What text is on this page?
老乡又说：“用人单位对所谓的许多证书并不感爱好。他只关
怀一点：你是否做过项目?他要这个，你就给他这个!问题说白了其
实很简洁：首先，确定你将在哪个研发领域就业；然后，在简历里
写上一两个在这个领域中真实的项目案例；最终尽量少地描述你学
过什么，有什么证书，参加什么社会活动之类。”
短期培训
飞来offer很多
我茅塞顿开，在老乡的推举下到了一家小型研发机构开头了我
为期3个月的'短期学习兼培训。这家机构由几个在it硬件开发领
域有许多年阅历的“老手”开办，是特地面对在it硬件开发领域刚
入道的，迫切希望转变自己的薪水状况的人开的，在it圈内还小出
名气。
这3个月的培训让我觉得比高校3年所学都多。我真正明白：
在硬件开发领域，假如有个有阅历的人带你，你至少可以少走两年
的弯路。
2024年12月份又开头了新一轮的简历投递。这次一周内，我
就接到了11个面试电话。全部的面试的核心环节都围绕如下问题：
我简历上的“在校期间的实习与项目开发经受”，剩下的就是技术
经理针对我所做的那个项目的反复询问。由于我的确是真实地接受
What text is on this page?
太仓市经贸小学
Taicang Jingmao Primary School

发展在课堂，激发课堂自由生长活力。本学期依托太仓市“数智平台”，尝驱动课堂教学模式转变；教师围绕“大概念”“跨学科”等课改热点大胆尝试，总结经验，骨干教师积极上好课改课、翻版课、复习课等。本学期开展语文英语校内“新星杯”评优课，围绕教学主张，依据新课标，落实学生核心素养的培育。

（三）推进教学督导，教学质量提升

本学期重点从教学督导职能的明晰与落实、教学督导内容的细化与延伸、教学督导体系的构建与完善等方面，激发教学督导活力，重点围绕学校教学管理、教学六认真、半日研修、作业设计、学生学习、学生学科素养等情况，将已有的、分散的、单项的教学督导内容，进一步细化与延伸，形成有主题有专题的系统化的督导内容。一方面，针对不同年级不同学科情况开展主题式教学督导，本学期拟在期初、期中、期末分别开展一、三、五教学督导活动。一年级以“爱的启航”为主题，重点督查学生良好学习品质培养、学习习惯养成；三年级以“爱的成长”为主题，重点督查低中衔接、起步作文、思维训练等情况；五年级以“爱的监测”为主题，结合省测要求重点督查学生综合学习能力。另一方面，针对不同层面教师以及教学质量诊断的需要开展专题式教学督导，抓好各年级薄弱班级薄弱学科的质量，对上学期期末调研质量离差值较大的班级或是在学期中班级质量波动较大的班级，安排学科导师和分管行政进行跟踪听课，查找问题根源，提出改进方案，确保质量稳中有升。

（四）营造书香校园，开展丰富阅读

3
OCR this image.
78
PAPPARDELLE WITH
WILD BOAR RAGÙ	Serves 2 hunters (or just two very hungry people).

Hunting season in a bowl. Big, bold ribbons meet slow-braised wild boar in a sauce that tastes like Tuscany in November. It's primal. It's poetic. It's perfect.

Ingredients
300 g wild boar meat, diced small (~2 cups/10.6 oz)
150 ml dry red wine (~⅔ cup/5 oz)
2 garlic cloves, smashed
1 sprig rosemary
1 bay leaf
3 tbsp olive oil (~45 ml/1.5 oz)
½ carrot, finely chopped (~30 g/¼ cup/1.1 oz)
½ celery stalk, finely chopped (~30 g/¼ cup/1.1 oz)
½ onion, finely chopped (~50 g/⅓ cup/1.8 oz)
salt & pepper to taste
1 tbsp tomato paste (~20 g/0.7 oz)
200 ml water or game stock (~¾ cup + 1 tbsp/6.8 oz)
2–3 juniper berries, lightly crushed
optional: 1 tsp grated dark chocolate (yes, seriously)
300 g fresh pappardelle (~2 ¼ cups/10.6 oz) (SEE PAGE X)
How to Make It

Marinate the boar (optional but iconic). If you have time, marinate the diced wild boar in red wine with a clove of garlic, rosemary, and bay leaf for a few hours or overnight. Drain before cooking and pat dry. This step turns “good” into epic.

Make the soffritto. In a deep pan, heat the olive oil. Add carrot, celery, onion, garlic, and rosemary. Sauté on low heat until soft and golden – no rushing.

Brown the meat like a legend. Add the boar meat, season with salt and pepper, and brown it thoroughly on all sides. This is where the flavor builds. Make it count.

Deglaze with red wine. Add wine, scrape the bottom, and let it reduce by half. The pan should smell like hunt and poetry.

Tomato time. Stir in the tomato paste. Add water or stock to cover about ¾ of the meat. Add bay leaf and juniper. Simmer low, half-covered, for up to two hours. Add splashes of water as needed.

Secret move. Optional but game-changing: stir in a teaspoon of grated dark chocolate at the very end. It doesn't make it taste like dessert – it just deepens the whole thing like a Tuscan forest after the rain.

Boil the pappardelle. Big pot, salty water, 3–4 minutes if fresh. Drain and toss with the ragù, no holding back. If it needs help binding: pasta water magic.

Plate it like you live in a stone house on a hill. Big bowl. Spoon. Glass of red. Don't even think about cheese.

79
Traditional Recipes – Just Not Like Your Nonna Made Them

★ ★ ★ ★

Your task is to transcribe the line containing "OCR this image." and every line after it, through the last line of the data, exactly as written and with nothing more.

OCR this image.
78
PAPPARDELLE WITH
WILD BOAR RAGÙ	Serves 2 hunters (or just two very hungry people).

Hunting season in a bowl. Big, bold ribbons meet slow-braised wild boar in a sauce that tastes like Tuscany in November. It's primal. It's poetic. It's perfect.

Ingredients
300 g wild boar meat, diced small (~2 cups/10.6 oz)
150 ml dry red wine (~⅔ cup/5 oz)
2 garlic cloves, smashed
1 sprig rosemary
1 bay leaf
3 tbsp olive oil (~45 ml/1.5 oz)
½ carrot, finely chopped (~30 g/¼ cup/1.1 oz)
½ celery stalk, finely chopped (~30 g/¼ cup/1.1 oz)
½ onion, finely chopped (~50 g/⅓ cup/1.8 oz)
salt & pepper to taste
1 tbsp tomato paste (~20 g/0.7 oz)
200 ml water or game stock (~¾ cup + 1 tbsp/6.8 oz)
2–3 juniper berries, lightly crushed
optional: 1 tsp grated dark chocolate (yes, seriously)
300 g fresh pappardelle (~2 ¼ cups/10.6 oz) (SEE PAGE X)
How to Make It

Marinate the boar (optional but iconic). If you have time, marinate the diced wild boar in red wine with a clove of garlic, rosemary, and bay leaf for a few hours or overnight. Drain before cooking and pat dry. This step turns “good” into epic.

Make the soffritto. In a deep pan, heat the olive oil. Add carrot, celery, onion, garlic, and rosemary. Sauté on low heat until soft and golden – no rushing.

Brown the meat like a legend. Add the boar meat, season with salt and pepper, and brown it thoroughly on all sides. This is where the flavor builds. Make it count.

Deglaze with red wine. Add wine, scrape the bottom, and let it reduce by half. The pan should smell like hunt and poetry.

Tomato time. Stir in the tomato paste. Add water or stock to cover about ¾ of the meat. Add bay leaf and juniper. Simmer low, half-covered, for up to two hours. Add splashes of water as needed.

Secret move. Optional but game-changing: stir in a teaspoon of grated dark chocolate at the very end. It doesn't make it taste like dessert – it just deepens the whole thing like a Tuscan forest after the rain.

Boil the pappardelle. Big pot, salty water, 3–4 minutes if fresh. Drain and toss with the ragù, no holding back. If it needs help binding: pasta water magic.

Plate it like you live in a stone house on a hill. Big bowl. Spoon. Glass of red. Don't even think about cheese.

79
Traditional Recipes – Just Not Like Your Nonna Made Them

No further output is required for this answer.